# Will Uber deactivate an idle account?



## dboogie2288 (Nov 19, 2014)

So my uber account finally got activated after like 6 weeks of nonsense. Never got an answer as to why that was. Anyhow, I'm really not interested in driving for Uber at its' current state. At the same time though, I also like having employment backups in my pocket. If I leave my account sitting idle, will uber deactivate it, and if so how long? 

Maybe if i do a ride a month or something? I dont know, just spitballin'.


----------



## UberDude2 (Nov 19, 2014)

I read somewhere that they want you to notify them if you plan on being inactive for more the two weeks.
I imagine they could deactivate sooner after that.


----------



## Ubererx (Oct 14, 2014)

Or they will send you a note requesting you to do at least 1 trip every too weeks,


----------



## LAuberX (Jun 3, 2014)

One trip every 4 weeks should keep your driver account in good stead.


----------



## contactone (Oct 28, 2014)

I was just about to come in and ask the same question. Was thinking of riding out this new wave of drivers.


----------



## rtaatl (Jul 3, 2014)

I believe it's once every 4 weeks on uberx. Doesn't seem to be a limit on uberblack as I've gone almost 3 months offline.


----------



## haji (Jul 17, 2014)

No activity for six months , they close your account.


----------



## ElectroFuzz (Jun 10, 2014)

As far as I know 1 trip minimum every 3 weeks.
******
> _Problems_:
1. Duplicate the listing below, beginning with its first line and continuing through the line that contains "color-scale-swatch bbox=[547, 4, 567, 20]".
2. Go on with the forum thread about Uber deactivating idle driver accounts from where it stops.
******
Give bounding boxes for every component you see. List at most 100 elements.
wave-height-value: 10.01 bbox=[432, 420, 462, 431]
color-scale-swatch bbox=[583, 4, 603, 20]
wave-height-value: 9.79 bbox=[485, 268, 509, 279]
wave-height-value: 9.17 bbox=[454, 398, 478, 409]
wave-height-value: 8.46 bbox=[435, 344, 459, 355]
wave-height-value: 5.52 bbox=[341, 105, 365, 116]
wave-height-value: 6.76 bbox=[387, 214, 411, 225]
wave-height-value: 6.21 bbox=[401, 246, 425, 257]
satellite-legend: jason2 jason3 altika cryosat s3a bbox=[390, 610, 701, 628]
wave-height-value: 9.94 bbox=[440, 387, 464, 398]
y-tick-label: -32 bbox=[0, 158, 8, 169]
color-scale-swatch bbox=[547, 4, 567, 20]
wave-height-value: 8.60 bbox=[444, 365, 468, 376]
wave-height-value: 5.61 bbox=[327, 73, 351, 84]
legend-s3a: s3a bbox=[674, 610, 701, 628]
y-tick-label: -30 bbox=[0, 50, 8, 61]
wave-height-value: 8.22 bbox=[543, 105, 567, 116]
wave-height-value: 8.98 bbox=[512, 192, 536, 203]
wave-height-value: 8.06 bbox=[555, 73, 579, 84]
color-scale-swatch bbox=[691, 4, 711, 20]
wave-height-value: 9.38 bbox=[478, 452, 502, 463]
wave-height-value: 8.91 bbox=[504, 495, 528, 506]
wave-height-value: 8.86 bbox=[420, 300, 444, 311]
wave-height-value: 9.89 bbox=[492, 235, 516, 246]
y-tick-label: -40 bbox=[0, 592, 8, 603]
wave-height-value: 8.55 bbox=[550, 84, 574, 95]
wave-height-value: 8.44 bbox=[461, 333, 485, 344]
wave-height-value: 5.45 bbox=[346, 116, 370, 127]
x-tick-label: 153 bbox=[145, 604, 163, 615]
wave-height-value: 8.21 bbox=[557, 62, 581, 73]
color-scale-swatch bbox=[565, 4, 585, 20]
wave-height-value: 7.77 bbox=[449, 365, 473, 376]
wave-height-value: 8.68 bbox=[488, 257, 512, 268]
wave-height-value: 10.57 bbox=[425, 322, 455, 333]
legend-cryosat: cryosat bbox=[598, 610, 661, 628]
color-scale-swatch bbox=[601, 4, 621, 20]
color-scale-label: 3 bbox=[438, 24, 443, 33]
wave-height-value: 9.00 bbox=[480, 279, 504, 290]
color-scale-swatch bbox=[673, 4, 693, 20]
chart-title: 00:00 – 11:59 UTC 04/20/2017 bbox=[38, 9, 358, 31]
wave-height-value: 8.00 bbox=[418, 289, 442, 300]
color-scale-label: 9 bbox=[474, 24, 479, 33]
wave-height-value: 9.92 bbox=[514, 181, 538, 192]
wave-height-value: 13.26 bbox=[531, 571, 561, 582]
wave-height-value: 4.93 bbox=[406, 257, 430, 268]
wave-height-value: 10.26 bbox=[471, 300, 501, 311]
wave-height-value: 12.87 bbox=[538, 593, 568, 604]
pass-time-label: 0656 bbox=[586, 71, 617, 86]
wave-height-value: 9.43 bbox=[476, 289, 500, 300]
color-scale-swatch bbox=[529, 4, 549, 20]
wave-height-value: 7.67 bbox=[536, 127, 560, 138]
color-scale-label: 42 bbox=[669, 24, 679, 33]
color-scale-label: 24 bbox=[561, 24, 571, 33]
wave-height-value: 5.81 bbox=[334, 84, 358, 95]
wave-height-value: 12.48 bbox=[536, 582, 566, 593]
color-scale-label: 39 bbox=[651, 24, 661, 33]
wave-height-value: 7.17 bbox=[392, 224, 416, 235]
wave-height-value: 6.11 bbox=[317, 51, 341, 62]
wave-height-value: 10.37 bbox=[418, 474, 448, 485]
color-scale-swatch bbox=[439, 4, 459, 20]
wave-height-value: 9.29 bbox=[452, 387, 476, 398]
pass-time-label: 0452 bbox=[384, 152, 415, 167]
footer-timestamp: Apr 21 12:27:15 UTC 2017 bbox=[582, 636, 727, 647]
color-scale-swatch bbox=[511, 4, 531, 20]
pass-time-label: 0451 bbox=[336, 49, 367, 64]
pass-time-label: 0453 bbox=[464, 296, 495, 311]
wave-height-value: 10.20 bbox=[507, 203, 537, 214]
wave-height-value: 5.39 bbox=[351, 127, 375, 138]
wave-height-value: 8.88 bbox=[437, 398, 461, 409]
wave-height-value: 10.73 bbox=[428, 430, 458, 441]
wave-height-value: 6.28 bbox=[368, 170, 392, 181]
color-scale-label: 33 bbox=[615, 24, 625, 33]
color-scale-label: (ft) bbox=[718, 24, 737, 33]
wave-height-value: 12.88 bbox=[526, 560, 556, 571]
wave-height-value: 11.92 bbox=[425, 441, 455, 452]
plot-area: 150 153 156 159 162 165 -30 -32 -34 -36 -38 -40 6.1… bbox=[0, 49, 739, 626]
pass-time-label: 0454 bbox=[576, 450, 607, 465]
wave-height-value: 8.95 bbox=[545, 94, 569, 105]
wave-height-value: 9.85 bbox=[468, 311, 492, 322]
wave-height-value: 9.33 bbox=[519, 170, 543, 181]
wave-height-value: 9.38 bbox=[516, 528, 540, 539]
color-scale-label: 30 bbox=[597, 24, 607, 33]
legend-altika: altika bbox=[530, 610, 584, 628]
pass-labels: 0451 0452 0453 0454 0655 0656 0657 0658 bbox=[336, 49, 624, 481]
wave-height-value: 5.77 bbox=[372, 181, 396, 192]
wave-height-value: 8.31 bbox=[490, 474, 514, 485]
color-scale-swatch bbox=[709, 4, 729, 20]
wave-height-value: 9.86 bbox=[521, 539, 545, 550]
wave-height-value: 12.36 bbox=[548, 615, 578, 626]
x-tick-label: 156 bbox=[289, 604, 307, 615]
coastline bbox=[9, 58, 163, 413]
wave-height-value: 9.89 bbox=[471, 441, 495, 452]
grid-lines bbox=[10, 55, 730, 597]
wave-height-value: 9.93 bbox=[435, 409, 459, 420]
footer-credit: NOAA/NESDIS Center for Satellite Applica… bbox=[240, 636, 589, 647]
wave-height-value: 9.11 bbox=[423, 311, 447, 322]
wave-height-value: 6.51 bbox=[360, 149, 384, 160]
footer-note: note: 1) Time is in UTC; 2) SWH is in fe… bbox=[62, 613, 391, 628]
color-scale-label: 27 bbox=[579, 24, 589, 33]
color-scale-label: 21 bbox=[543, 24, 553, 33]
******
> _Answers to the exercise_:
1.
Give bounding boxes for every component you see. List at most 100 elements.
wave-height-value: 10.01 bbox=[432, 420, 462, 431]
color-scale-swatch bbox=[583, 4, 603, 20]
wave-height-value: 9.79 bbox=[485, 268, 509, 279]
wave-height-value: 9.17 bbox=[454, 398, 478, 409]
wave-height-value: 8.46 bbox=[435, 344, 459, 355]
wave-height-value: 5.52 bbox=[341, 105, 365, 116]
wave-height-value: 6.76 bbox=[387, 214, 411, 225]
wave-height-value: 6.21 bbox=[401, 246, 425, 257]
satellite-legend: jason2 jason3 altika cryosat s3a bbox=[390, 610, 701, 628]
wave-height-value: 9.94 bbox=[440, 387, 464, 398]
y-tick-label: -32 bbox=[0, 158, 8, 169]
color-scale-swatch bbox=[547, 4, 567, 20]

2.
----------



## Long time Nyc cab driver (Dec 12, 2014)

dboogie2288 said:


> So my uber account finally got activated after like 6 weeks of nonsense. Never got an answer as to why that was. Anyhow, I'm really not interested in driving for Uber at its' current state. At the same time though, I also like having employment backups in my pocket. If I leave my account sitting idle, will uber deactivate it, and if so how long?
> 
> Maybe if i do a ride a month or something? I dont know, just spitballin'.


I think they waitlist you, you can come back anytime. I am pretty sure that's what they do.


----------



## LiveTheDream (Aug 15, 2014)

At least one trip every 30 days to remain active. 

Source: Uber driver app (Android) under Support > Account > Maintaining an active account.


----------



## dboogie2288 (Nov 19, 2014)

Thanks folks


----------



## Casuale Haberdasher (Dec 7, 2014)

dboogie2288 said:


> Thanks folks


POST # 11 /@dboogie2288 : Well, it's been
82 days.
How has the Strategy worked for you?


----------



## Desert Driver (Nov 9, 2014)

dboogie2288 said:


> So my uber account finally got activated after like 6 weeks of nonsense. Never got an answer as to why that was. Anyhow, I'm really not interested in driving for Uber at its' current state. At the same time though, I also like having employment backups in my pocket. If I leave my account sitting idle, will uber deactivate it, and if so how long?
> 
> Maybe if i do a ride a month or something? I dont know, just spitballin'.


The official policy at Uber is to deactivate idle accounts whenever they feel like it.

Hope this helps.


----------



## dboogie2288 (Nov 19, 2014)

Casuale Haberdasher said:


> POST # 11 /@dboogie2288 : Well, it's been
> 82 days.
> How has the Strategy worked for you?


lol never done a single trip, and my account is still active. I can go online and everything.


----------



## TimFromMA (Mar 4, 2015)

dboogie2288 said:


> lol never done a single trip, and my account is still active. I can go online and everything.


That's one way to keep your 5 star rating.


----------



## Casuale Haberdasher (Dec 7, 2014)

dboogie2288 said:


> lol never done a single trip, and my account is still active. I can go online and everything.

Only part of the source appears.